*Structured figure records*
-------------------------
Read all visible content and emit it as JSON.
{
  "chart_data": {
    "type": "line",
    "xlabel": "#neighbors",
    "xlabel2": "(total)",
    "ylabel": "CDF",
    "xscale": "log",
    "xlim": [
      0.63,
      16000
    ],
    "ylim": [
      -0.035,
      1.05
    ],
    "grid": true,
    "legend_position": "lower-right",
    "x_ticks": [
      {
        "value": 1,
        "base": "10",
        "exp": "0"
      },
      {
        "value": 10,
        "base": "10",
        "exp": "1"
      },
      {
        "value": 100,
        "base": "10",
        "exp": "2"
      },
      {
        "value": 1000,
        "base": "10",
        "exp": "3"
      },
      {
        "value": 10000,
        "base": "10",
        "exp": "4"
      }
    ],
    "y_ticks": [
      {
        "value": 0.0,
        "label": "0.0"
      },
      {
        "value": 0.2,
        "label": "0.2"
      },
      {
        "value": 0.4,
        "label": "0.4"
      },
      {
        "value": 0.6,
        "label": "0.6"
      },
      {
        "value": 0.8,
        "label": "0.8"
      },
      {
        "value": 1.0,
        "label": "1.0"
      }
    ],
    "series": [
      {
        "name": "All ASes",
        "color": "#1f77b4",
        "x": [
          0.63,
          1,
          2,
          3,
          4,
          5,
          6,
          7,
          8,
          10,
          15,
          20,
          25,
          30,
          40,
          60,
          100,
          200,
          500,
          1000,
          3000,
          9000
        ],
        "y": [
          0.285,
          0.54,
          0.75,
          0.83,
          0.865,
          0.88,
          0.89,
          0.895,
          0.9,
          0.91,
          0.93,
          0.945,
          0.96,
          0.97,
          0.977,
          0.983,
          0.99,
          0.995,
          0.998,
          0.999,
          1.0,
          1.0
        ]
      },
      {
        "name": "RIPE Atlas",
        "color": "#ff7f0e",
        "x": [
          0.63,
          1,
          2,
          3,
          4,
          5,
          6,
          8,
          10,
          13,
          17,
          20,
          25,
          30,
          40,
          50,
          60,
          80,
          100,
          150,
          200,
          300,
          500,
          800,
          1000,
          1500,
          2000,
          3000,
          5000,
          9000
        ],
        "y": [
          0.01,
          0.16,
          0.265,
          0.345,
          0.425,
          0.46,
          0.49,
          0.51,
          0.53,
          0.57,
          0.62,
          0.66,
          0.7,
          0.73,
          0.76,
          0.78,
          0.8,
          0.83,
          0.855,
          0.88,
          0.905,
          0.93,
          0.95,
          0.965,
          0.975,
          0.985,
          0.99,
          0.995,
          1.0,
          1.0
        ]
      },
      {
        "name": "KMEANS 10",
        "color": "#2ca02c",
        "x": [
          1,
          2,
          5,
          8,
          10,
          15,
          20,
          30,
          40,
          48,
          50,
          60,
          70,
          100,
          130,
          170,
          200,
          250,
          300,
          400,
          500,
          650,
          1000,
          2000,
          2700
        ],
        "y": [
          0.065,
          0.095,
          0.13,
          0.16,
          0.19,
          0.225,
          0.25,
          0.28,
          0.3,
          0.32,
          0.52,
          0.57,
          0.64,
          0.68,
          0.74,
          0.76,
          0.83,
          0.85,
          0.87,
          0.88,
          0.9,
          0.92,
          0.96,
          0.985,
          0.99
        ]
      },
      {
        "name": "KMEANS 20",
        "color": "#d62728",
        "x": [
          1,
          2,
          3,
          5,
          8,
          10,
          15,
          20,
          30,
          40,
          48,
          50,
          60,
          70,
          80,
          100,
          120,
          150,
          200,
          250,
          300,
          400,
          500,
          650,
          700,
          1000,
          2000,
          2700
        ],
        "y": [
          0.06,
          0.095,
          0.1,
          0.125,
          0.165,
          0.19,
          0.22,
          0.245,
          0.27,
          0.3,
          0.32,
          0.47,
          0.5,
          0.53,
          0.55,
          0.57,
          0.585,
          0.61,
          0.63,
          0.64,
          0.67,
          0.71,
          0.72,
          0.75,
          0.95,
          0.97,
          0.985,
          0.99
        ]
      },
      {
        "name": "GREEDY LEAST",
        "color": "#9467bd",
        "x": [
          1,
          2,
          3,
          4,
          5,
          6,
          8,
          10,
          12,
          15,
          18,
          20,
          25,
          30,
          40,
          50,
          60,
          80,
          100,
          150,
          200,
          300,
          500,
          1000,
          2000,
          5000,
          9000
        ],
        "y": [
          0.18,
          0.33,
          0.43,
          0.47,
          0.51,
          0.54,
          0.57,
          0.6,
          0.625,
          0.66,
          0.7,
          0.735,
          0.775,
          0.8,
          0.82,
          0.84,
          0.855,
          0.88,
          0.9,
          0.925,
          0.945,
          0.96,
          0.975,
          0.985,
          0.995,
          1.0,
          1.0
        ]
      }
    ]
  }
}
-------------------------
*EXERCISE GOAL*
Using the listing above, show every line that includes the string "color".

*ANSWER*
        "color": "#1f77b4",
        "color": "#ff7f0e",
        "color": "#2ca02c",
        "color": "#d62728",
        "color": "#9467bd",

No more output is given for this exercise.